* AIM: From the listing below, extract every line in which the word "series" appears.

──────── DATASET ────────

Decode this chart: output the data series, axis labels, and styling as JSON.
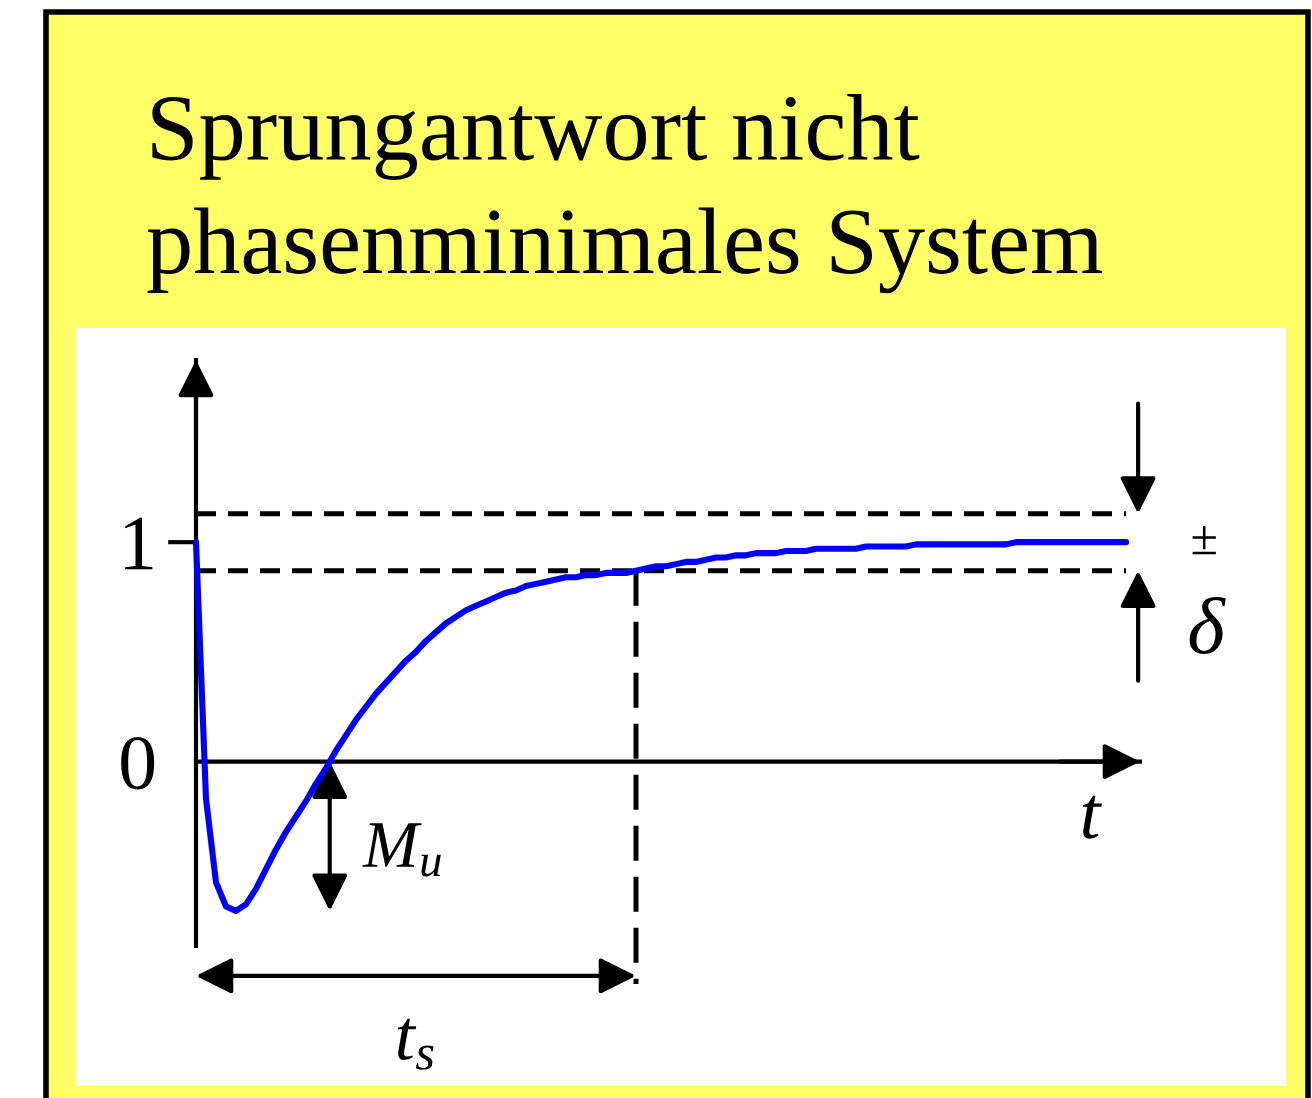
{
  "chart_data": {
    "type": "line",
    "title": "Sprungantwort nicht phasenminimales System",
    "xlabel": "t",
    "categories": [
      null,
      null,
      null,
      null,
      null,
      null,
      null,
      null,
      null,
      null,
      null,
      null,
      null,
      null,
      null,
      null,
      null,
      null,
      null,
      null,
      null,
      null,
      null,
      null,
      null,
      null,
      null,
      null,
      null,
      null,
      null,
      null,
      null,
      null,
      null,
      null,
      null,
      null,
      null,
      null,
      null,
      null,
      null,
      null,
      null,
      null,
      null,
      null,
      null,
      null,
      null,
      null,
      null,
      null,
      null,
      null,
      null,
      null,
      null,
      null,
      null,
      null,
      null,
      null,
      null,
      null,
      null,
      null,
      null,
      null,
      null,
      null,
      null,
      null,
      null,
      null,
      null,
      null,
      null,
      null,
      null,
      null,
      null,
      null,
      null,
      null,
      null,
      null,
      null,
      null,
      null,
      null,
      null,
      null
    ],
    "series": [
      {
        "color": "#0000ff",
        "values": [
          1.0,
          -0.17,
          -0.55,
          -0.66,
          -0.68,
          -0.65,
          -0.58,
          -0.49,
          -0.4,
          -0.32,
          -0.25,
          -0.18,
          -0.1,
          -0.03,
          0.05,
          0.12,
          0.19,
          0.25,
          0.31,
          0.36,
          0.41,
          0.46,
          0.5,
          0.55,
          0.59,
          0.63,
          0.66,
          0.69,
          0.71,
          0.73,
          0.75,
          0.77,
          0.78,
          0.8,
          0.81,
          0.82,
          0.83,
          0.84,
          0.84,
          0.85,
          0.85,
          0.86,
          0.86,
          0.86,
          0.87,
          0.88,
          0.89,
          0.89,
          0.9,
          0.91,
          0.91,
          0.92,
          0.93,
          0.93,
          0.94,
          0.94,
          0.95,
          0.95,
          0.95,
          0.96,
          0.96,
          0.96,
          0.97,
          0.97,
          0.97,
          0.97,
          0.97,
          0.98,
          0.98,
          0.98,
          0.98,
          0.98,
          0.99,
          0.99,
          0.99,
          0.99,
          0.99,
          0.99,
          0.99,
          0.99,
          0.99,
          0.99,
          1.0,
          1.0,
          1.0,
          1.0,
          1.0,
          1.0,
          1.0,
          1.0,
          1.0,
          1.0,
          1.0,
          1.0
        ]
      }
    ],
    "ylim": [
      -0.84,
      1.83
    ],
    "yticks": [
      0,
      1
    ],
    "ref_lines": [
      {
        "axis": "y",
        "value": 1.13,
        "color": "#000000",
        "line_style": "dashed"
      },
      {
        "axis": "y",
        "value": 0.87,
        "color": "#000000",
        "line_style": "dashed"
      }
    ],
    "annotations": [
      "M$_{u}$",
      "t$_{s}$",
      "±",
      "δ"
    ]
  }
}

────────

* RESULT OF THIS EXERCISE:
Decode this chart: output the data series, axis labels, and styling as JSON.
    "series": [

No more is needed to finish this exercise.